▸ **SHORT PROBLEM**: Reproduce every listing below, switching each occurrence of "candle-body" to "candlestick-body" and leaving all other text unchanged.

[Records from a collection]
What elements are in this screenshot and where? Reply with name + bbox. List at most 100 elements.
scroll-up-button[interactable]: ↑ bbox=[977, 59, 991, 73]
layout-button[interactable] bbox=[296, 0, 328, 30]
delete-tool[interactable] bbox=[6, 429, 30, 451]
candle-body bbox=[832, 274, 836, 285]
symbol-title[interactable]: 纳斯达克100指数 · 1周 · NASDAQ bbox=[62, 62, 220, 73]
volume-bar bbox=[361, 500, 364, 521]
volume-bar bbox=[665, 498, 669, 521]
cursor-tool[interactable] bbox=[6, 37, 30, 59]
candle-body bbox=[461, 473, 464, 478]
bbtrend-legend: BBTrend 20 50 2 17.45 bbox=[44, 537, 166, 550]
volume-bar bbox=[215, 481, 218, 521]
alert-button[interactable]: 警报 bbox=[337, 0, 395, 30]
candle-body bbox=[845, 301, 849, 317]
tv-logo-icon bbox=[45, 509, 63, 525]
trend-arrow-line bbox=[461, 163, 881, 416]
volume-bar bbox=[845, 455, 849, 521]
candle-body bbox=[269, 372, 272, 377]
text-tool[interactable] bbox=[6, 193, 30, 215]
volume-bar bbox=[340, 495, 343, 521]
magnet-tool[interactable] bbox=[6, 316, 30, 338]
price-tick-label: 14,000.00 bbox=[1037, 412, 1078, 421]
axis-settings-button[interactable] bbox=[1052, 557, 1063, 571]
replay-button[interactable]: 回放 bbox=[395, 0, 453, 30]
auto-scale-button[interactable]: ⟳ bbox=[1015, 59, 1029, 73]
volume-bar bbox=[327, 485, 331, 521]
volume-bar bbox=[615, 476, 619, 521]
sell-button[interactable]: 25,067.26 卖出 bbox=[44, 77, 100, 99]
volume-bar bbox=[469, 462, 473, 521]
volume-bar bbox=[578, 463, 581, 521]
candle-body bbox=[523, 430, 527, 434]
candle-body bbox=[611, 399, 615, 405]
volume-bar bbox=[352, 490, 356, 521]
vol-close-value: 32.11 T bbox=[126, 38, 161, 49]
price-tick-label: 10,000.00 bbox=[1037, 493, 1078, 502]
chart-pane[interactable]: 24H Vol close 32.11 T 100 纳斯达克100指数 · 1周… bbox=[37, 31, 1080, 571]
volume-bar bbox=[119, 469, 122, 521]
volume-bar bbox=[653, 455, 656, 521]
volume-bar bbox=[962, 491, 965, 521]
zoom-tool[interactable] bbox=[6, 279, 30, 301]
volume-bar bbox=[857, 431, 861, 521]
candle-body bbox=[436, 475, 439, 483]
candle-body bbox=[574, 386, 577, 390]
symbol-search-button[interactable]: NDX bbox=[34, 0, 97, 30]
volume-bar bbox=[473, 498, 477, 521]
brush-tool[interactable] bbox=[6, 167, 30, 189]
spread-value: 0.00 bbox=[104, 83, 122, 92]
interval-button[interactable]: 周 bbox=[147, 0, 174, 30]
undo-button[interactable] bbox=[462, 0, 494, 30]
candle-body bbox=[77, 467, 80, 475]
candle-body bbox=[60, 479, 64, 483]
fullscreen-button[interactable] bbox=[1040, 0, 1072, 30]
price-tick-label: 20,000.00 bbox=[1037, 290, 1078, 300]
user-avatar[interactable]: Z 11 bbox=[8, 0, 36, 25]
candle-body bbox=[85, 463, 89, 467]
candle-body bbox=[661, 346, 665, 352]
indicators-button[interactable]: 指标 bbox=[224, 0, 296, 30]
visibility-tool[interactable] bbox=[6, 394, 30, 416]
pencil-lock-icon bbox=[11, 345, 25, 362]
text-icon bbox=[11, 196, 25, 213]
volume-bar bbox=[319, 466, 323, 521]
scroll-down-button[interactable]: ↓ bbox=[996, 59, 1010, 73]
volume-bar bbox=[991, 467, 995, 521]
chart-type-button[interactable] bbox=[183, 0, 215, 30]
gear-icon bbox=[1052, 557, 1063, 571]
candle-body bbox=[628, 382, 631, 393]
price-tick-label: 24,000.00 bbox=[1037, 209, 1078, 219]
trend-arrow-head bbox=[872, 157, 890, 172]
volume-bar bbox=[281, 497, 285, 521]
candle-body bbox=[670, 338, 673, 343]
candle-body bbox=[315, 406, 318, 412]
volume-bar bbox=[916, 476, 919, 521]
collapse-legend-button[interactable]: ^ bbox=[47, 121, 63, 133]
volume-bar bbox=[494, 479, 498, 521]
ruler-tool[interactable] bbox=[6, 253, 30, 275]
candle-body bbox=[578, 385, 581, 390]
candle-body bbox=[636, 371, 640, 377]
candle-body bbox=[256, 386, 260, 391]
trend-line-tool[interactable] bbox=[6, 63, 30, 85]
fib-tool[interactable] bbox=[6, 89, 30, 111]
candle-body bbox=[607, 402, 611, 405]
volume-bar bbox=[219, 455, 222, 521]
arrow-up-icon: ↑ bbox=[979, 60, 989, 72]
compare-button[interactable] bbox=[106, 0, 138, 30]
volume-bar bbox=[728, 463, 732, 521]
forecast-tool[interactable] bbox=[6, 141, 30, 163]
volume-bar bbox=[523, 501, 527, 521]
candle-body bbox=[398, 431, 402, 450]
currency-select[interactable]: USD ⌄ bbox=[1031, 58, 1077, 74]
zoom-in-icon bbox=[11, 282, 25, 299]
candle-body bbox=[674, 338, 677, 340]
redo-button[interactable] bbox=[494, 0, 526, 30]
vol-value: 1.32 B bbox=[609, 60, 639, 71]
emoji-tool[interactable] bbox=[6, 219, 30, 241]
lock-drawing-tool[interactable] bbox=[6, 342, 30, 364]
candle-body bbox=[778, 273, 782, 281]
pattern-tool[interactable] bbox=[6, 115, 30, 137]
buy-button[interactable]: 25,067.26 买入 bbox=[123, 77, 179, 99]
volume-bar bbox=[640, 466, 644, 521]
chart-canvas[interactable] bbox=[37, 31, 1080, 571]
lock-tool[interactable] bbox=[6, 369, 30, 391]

▸ **RESULT OF THIS TASK**:
What elements are in this screenshot and where? Reply with name + bbox. List at most 100 elements.
scroll-up-button[interactable]: ↑ bbox=[977, 59, 991, 73]
layout-button[interactable] bbox=[296, 0, 328, 30]
delete-tool[interactable] bbox=[6, 429, 30, 451]
candlestick-body bbox=[832, 274, 836, 285]
symbol-title[interactable]: 纳斯达克100指数 · 1周 · NASDAQ bbox=[62, 62, 220, 73]
volume-bar bbox=[361, 500, 364, 521]
volume-bar bbox=[665, 498, 669, 521]
cursor-tool[interactable] bbox=[6, 37, 30, 59]
candlestick-body bbox=[461, 473, 464, 478]
bbtrend-legend: BBTrend 20 50 2 17.45 bbox=[44, 537, 166, 550]
volume-bar bbox=[215, 481, 218, 521]
alert-button[interactable]: 警报 bbox=[337, 0, 395, 30]
candlestick-body bbox=[845, 301, 849, 317]
tv-logo-icon bbox=[45, 509, 63, 525]
trend-arrow-line bbox=[461, 163, 881, 416]
volume-bar bbox=[845, 455, 849, 521]
candlestick-body bbox=[269, 372, 272, 377]
text-tool[interactable] bbox=[6, 193, 30, 215]
volume-bar bbox=[340, 495, 343, 521]
magnet-tool[interactable] bbox=[6, 316, 30, 338]
price-tick-label: 14,000.00 bbox=[1037, 412, 1078, 421]
axis-settings-button[interactable] bbox=[1052, 557, 1063, 571]
replay-button[interactable]: 回放 bbox=[395, 0, 453, 30]
auto-scale-button[interactable]: ⟳ bbox=[1015, 59, 1029, 73]
volume-bar bbox=[327, 485, 331, 521]
volume-bar bbox=[615, 476, 619, 521]
sell-button[interactable]: 25,067.26 卖出 bbox=[44, 77, 100, 99]
volume-bar bbox=[469, 462, 473, 521]
volume-bar bbox=[578, 463, 581, 521]
candlestick-body bbox=[523, 430, 527, 434]
candlestick-body bbox=[611, 399, 615, 405]
volume-bar bbox=[352, 490, 356, 521]
vol-close-value: 32.11 T bbox=[126, 38, 161, 49]
price-tick-label: 10,000.00 bbox=[1037, 493, 1078, 502]
chart-pane[interactable]: 24H Vol close 32.11 T 100 纳斯达克100指数 · 1周… bbox=[37, 31, 1080, 571]
volume-bar bbox=[119, 469, 122, 521]
volume-bar bbox=[653, 455, 656, 521]
volume-bar bbox=[962, 491, 965, 521]
zoom-tool[interactable] bbox=[6, 279, 30, 301]
volume-bar bbox=[857, 431, 861, 521]
candlestick-body bbox=[436, 475, 439, 483]
candlestick-body bbox=[574, 386, 577, 390]
symbol-search-button[interactable]: NDX bbox=[34, 0, 97, 30]
volume-bar bbox=[473, 498, 477, 521]
brush-tool[interactable] bbox=[6, 167, 30, 189]
spread-value: 0.00 bbox=[104, 83, 122, 92]
interval-button[interactable]: 周 bbox=[147, 0, 174, 30]
undo-button[interactable] bbox=[462, 0, 494, 30]
candlestick-body bbox=[77, 467, 80, 475]
candlestick-body bbox=[60, 479, 64, 483]
fullscreen-button[interactable] bbox=[1040, 0, 1072, 30]
price-tick-label: 20,000.00 bbox=[1037, 290, 1078, 300]
user-avatar[interactable]: Z 11 bbox=[8, 0, 36, 25]
candlestick-body bbox=[85, 463, 89, 467]
candlestick-body bbox=[661, 346, 665, 352]
indicators-button[interactable]: 指标 bbox=[224, 0, 296, 30]
visibility-tool[interactable] bbox=[6, 394, 30, 416]
pencil-lock-icon bbox=[11, 345, 25, 362]
text-icon bbox=[11, 196, 25, 213]
volume-bar bbox=[319, 466, 323, 521]
scroll-down-button[interactable]: ↓ bbox=[996, 59, 1010, 73]
volume-bar bbox=[991, 467, 995, 521]
chart-type-button[interactable] bbox=[183, 0, 215, 30]
gear-icon bbox=[1052, 557, 1063, 571]
candlestick-body bbox=[628, 382, 631, 393]
price-tick-label: 24,000.00 bbox=[1037, 209, 1078, 219]
trend-arrow-head bbox=[872, 157, 890, 172]
volume-bar bbox=[281, 497, 285, 521]
candlestick-body bbox=[670, 338, 673, 343]
candlestick-body bbox=[315, 406, 318, 412]
volume-bar bbox=[916, 476, 919, 521]
collapse-legend-button[interactable]: ^ bbox=[47, 121, 63, 133]
volume-bar bbox=[494, 479, 498, 521]
ruler-tool[interactable] bbox=[6, 253, 30, 275]
candlestick-body bbox=[578, 385, 581, 390]
candlestick-body bbox=[636, 371, 640, 377]
candlestick-body bbox=[256, 386, 260, 391]
trend-line-tool[interactable] bbox=[6, 63, 30, 85]
fib-tool[interactable] bbox=[6, 89, 30, 111]
candlestick-body bbox=[607, 402, 611, 405]
volume-bar bbox=[219, 455, 222, 521]
arrow-up-icon: ↑ bbox=[979, 60, 989, 72]
compare-button[interactable] bbox=[106, 0, 138, 30]
volume-bar bbox=[728, 463, 732, 521]
forecast-tool[interactable] bbox=[6, 141, 30, 163]
volume-bar bbox=[523, 501, 527, 521]
candlestick-body bbox=[398, 431, 402, 450]
currency-select[interactable]: USD ⌄ bbox=[1031, 58, 1077, 74]
zoom-in-icon bbox=[11, 282, 25, 299]
candlestick-body bbox=[674, 338, 677, 340]
redo-button[interactable] bbox=[494, 0, 526, 30]
vol-value: 1.32 B bbox=[609, 60, 639, 71]
emoji-tool[interactable] bbox=[6, 219, 30, 241]
lock-drawing-tool[interactable] bbox=[6, 342, 30, 364]
candlestick-body bbox=[778, 273, 782, 281]
pattern-tool[interactable] bbox=[6, 115, 30, 137]
buy-button[interactable]: 25,067.26 买入 bbox=[123, 77, 179, 99]
volume-bar bbox=[640, 466, 644, 521]
chart-canvas[interactable] bbox=[37, 31, 1080, 571]
lock-tool[interactable] bbox=[6, 369, 30, 391]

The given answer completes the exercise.